## Set task
Pick up the article on the Kalypso hotel commission recovery tool below at its final sentence and continue it.

Tool Recoups Hotel Commissions
While collecting hotel commissions long has been a bane of both corporate travel buyers and travel agencies, a new tool devised by ECommissions Solutions has been developed and implemented in an attempt to expedite commission reconciliation.
The device, known as Kalypso, serves as an end-to-end commission recovery solution. Paul Hoffmann, president of ECS, said that the tool is a way for corporate travel departments, agents and accounting staffs to completely capture hotel segment data, which can be used toward boosting commission recoveries and cutting down on their retrieval time. "One of the biggest challenges is the collection of data of non-ARC accountable documents, such as hotel and car, and the issue of those segments making it into the back office accounting system" Hoffmann said. "Rarely, if ever, does the hotel segment data at the agency or CTD level match or reflect what's in the back office."
While the Airlines Reporting Corp., or ARC, serves as a clearinghouse for air commissions, the hotel and car segments do not have a similar body acting on their behalf, which makes data reconciliation that much tougher. "We have statistically found in our client group that anywhere from 15 percent to 50 percent of hotel segments don't make it into the back office," Hoffmann said. "We are enhancing the corporate and travel agencies' hotel data to make sure that the travel management reports are accurate. Data integrity is as important as the reconciliations and, sometimes, the commission collection."
"Buyers may have an interest" in these recouped hotel commissions, according to John Caldwell, president of travel management consulting firm Caldwell Associates, "but it's not going to drive the program. They can make some additional revenue on commissions, but commission retrieval at the hotel level is not the item it used to be years ago. Large global programs are net of commissions, so that cuts down on the number of commissions. There's still commission on the non-preferred properties where it's not net, but the whole idea about preferring a property or chain is to get the front-end price as low as possible absent the hotel commission."
One component of the ECS tool is its midoffice snapshot, which captures all of the reservations, changes and cancellations made on the global distribution systems. The technology is laid on the agent's desktop and every night a snapshot is taken of all the day's hotel bookings. "We now have the most current, active data element in the passenger name record up to their departure," said Hoffmann, "so we don't care about what's in the back office—we are making it easier on the agent because we are grabbing every single hotel segment at the point of sale."
Tzell Travel Group, the corporate travel division of CNG Travel Group, incorporated the tool at the beginning of the year "It's done a fantastic job on hotel commission reconciliation. We are extremely satisfied," said Willie Lynch, Tzell Travel Group's CFO. "Our agents don't have to go through all these unclaimed reports anymore to identify which bookings belong to them." Lynch said that before employing the ECS tool, it had a 40 percent match on bookings to agents. Post-ECS, that number reached 75 percent.
"We used to have to match checks and bookings to booking information in the back office that runs off the interface from Sabre," said Lynch. "In effect, the back office wasn't capturing as many bookings as the ECS tool could. The midoffice snapshot interfaces with Sabre and extracts information far cleaner than our back office. The tool probably captured about 40 percent more booking information than we had in our back office."

## Available data

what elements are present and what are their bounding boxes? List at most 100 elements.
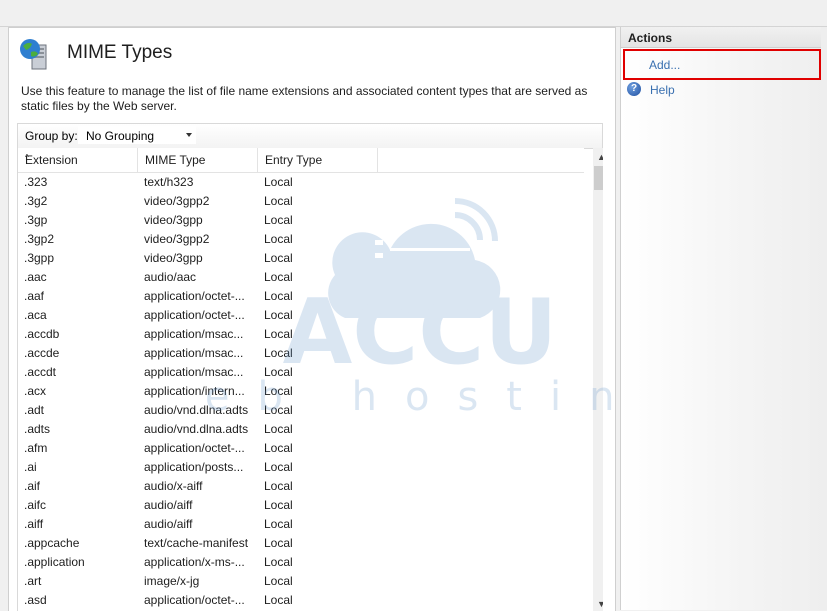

## Result of the task
The tool extracts data with assistance from Perot Systems and performs the daily administrative duties that accompany commission retrieval. "We have a relationship where they consolidate the commission payments for agencies," Hoffmann said. "A hotel contracts with them and they are responsible for collecting their stay data from the hotel systems and then pay the commissions on their behalf. Once we find that the payment item is missing, after 50 days we automatically send out a notice to the hotel requesting commission payment." Hoffmann said that if a response isn't received, another request is fired off after 90 and 120 days. Added Tzell's Lynch, "We are seeing checks come in now that have dunning notices attached, so it basically has started to kick the hotels to get more commission in."
Hotels also are taking notice of the ECS tool. "Hotels find that the service makes their lives easier," according to Hoffmann. "Whereas some hotels only paid on receipt of invoice, now the automated request function urges them to pay in a more timely fashion."
Lynch also said that before employing the ECS tool, the company was recouping between 6.5 percent to 7 percent of hotel commissions after 45 and 60 days. Now, he said, that range has jumped to between 8 percent and 9 percent. "The hotels are so fragmented that to say you're ever going to connect 100 percent is unrealistic."
The strategic alliance between ECS, CTS Systems and Perot Systems provides an end-to-end commission retrieval service. Atlanta-based CTS Systems intertwines with ECS' tool and provides another level of tracking and reconciliation. It is also responsible for the automated dunning requests submitted to delinquent hotels.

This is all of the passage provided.